Exercise details >>
Wherever the word "difference" appears in a line, extract that line.

Figure data in JSON
-------------------------
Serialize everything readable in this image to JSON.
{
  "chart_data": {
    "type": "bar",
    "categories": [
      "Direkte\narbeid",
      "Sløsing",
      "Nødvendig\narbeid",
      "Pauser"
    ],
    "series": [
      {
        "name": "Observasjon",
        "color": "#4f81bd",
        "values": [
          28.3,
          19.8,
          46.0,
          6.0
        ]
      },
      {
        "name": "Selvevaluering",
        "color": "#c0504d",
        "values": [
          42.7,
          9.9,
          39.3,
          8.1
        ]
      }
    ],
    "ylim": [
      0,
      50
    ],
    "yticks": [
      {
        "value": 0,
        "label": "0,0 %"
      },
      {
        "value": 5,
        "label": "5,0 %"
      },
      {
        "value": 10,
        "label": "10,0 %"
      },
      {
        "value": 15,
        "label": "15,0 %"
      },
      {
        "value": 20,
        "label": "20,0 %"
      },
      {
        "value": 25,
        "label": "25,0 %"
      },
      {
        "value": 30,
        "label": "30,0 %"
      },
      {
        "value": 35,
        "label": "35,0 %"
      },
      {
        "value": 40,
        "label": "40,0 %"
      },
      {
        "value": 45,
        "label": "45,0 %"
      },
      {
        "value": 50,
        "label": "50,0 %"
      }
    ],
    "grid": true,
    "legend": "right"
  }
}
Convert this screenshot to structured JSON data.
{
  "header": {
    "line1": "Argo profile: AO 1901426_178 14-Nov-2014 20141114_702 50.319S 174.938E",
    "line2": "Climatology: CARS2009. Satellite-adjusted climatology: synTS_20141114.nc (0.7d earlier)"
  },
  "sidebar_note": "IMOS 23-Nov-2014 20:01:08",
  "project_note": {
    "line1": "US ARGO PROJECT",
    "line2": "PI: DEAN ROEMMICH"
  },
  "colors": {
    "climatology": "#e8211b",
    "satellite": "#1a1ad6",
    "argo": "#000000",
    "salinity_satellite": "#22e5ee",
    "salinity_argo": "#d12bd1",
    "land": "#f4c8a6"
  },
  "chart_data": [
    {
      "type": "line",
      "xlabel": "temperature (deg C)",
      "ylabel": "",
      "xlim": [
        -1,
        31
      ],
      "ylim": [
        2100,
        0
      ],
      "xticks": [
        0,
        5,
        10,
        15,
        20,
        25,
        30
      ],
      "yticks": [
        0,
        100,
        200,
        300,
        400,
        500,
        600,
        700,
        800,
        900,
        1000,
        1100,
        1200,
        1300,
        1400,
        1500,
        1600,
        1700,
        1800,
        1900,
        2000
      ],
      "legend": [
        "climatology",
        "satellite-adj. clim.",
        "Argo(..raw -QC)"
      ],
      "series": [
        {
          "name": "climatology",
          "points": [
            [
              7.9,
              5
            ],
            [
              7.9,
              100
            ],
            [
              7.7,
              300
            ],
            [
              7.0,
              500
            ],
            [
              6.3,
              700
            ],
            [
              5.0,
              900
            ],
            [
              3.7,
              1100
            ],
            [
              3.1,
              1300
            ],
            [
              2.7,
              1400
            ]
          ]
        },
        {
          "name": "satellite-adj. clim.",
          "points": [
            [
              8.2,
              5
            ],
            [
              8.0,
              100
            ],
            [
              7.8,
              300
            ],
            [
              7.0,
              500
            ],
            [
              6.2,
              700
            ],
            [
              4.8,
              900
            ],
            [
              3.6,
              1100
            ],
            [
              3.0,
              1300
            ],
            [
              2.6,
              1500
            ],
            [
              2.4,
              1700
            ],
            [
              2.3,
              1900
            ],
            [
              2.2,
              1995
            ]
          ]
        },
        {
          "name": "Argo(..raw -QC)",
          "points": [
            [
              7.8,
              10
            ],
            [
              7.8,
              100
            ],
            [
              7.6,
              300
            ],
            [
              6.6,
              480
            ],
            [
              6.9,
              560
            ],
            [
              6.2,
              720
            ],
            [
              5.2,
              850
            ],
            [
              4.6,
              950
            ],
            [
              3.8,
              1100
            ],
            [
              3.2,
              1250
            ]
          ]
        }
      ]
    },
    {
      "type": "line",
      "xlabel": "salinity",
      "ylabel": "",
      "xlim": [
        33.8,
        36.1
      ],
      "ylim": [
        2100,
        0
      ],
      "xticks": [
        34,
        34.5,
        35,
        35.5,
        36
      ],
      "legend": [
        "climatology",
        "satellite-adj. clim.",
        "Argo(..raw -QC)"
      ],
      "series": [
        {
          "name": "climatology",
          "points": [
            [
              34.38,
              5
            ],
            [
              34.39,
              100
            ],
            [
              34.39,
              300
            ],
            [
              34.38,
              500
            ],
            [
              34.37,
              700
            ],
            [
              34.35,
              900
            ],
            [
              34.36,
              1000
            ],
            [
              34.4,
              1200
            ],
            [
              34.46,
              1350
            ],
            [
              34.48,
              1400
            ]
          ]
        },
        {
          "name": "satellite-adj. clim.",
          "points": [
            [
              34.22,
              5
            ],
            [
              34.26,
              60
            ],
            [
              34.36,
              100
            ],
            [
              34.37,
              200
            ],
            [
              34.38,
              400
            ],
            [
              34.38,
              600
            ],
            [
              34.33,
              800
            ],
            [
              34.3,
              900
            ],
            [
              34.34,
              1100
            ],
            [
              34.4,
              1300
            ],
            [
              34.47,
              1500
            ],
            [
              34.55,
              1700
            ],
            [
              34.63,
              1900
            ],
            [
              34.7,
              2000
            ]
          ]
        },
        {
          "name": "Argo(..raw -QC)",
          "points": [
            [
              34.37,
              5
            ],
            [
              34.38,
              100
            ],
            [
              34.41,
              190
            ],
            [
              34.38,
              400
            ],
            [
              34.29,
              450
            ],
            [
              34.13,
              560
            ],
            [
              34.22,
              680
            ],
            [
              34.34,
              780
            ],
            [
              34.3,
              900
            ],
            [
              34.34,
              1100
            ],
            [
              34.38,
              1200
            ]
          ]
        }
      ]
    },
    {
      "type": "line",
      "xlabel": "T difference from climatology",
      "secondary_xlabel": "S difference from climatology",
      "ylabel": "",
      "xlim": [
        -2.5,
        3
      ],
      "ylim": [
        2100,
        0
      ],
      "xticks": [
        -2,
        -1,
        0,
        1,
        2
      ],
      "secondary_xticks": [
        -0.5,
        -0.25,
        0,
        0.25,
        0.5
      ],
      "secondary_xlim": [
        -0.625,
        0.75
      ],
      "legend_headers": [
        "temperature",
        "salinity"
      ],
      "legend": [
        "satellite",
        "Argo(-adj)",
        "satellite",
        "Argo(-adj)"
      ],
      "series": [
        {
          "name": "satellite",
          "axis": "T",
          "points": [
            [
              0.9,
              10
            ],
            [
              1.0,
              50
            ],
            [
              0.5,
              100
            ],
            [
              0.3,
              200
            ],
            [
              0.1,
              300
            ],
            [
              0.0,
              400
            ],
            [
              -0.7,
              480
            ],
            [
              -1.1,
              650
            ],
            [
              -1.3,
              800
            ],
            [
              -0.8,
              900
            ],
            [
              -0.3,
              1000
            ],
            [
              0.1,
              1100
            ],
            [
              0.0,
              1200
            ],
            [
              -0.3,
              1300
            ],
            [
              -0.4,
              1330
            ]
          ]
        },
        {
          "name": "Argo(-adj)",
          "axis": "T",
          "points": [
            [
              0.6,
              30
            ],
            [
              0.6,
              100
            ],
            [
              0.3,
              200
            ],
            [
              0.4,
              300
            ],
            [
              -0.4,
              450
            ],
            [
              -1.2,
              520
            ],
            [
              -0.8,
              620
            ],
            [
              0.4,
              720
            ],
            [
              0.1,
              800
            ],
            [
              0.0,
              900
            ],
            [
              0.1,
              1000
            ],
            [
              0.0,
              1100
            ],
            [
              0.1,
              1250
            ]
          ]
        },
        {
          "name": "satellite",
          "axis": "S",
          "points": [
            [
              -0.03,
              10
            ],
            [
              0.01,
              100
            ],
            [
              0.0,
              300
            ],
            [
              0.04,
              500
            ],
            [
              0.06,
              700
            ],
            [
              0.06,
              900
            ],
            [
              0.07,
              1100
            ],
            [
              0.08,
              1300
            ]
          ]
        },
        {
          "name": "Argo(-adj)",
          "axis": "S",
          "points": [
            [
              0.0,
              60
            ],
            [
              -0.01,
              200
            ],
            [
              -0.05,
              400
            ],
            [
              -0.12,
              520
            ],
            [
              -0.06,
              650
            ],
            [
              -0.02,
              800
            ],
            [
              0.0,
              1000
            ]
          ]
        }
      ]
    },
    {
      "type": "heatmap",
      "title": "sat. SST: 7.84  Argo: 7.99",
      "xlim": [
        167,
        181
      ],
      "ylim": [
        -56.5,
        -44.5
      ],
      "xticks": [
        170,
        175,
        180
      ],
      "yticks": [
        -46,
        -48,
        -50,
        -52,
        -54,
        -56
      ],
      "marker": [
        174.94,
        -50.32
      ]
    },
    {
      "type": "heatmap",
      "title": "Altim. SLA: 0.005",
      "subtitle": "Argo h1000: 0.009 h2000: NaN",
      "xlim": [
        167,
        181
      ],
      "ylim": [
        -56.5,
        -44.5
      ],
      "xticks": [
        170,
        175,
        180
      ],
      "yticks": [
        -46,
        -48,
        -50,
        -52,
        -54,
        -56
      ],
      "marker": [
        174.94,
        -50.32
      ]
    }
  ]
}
-------------------------
Correct result >>
      "xlabel": "T difference from climatology",
      "secondary_xlabel": "S difference from climatology",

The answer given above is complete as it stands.